-- begin --

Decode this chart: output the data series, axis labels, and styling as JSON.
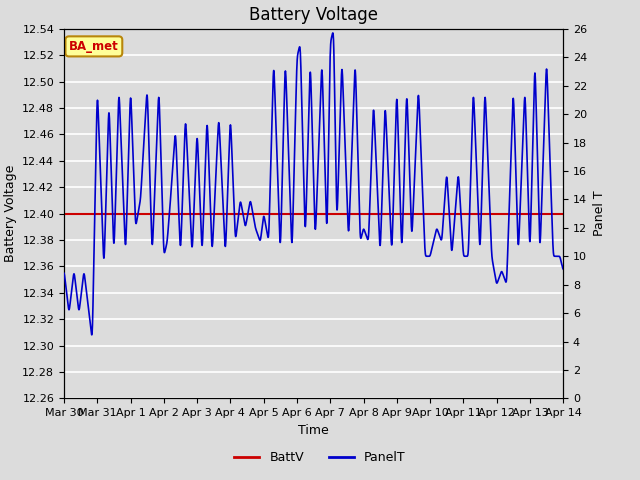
{
  "title": "Battery Voltage",
  "xlabel": "Time",
  "ylabel_left": "Battery Voltage",
  "ylabel_right": "Panel T",
  "ylim_left": [
    12.26,
    12.54
  ],
  "ylim_right": [
    0,
    26
  ],
  "background_color": "#dcdcdc",
  "plot_bg_color": "#dcdcdc",
  "batt_v_value": 12.4,
  "batt_v_color": "#cc0000",
  "panel_t_color": "#0000cc",
  "annotation_text": "BA_met",
  "annotation_bg": "#ffff99",
  "annotation_border": "#b8860b",
  "annotation_text_color": "#cc0000",
  "x_tick_labels": [
    "Mar 30",
    "Mar 31",
    "Apr 1",
    "Apr 2",
    "Apr 3",
    "Apr 4",
    "Apr 5",
    "Apr 6",
    "Apr 7",
    "Apr 8",
    "Apr 9",
    "Apr 10",
    "Apr 11",
    "Apr 12",
    "Apr 13",
    "Apr 14"
  ],
  "x_tick_positions": [
    0,
    1,
    2,
    3,
    4,
    5,
    6,
    7,
    8,
    9,
    10,
    11,
    12,
    13,
    14,
    15
  ],
  "left_yticks": [
    12.26,
    12.28,
    12.3,
    12.32,
    12.34,
    12.36,
    12.38,
    12.4,
    12.42,
    12.44,
    12.46,
    12.48,
    12.5,
    12.52,
    12.54
  ],
  "right_yticks": [
    0,
    2,
    4,
    6,
    8,
    10,
    12,
    14,
    16,
    18,
    20,
    22,
    24,
    26
  ],
  "grid_color": "#ffffff",
  "title_fontsize": 12,
  "axis_label_fontsize": 9,
  "tick_fontsize": 8
}
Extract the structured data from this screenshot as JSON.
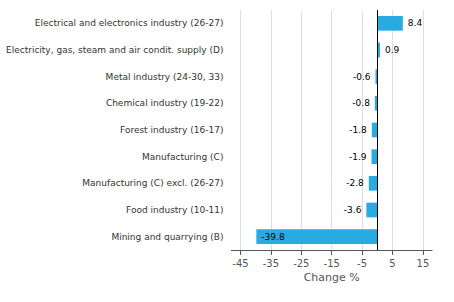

-- end --

== PROMPT ==
Repeat the data exactly, without the pictures.

== ANSWER TO THE PROBLEM ==
Decode this chart: output the data series, axis labels, and styling as JSON.
{
  "title": "Battery Voltage",
  "xlabel": "Time",
  "ylabel_left": "Battery Voltage",
  "ylabel_right": "Panel T",
  "ylim_left": [
    12.26,
    12.54
  ],
  "ylim_right": [
    0,
    26
  ],
  "background_color": "#dcdcdc",
  "plot_bg_color": "#dcdcdc",
  "batt_v_value": 12.4,
  "batt_v_color": "#cc0000",
  "panel_t_color": "#0000cc",
  "annotation_text": "BA_met",
  "annotation_bg": "#ffff99",
  "annotation_border": "#b8860b",
  "annotation_text_color": "#cc0000",
  "x_tick_labels": [
    "Mar 30",
    "Mar 31",
    "Apr 1",
    "Apr 2",
    "Apr 3",
    "Apr 4",
    "Apr 5",
    "Apr 6",
    "Apr 7",
    "Apr 8",
    "Apr 9",
    "Apr 10",
    "Apr 11",
    "Apr 12",
    "Apr 13",
    "Apr 14"
  ],
  "x_tick_positions": [
    0,
    1,
    2,
    3,
    4,
    5,
    6,
    7,
    8,
    9,
    10,
    11,
    12,
    13,
    14,
    15
  ],
  "left_yticks": [
    12.26,
    12.28,
    12.3,
    12.32,
    12.34,
    12.36,
    12.38,
    12.4,
    12.42,
    12.44,
    12.46,
    12.48,
    12.5,
    12.52,
    12.54
  ],
  "right_yticks": [
    0,
    2,
    4,
    6,
    8,
    10,
    12,
    14,
    16,
    18,
    20,
    22,
    24,
    26
  ],
  "grid_color": "#ffffff",
  "title_fontsize": 12,
  "axis_label_fontsize": 9,
  "tick_fontsize": 8
}
Extract the structured data from this screenshot as JSON.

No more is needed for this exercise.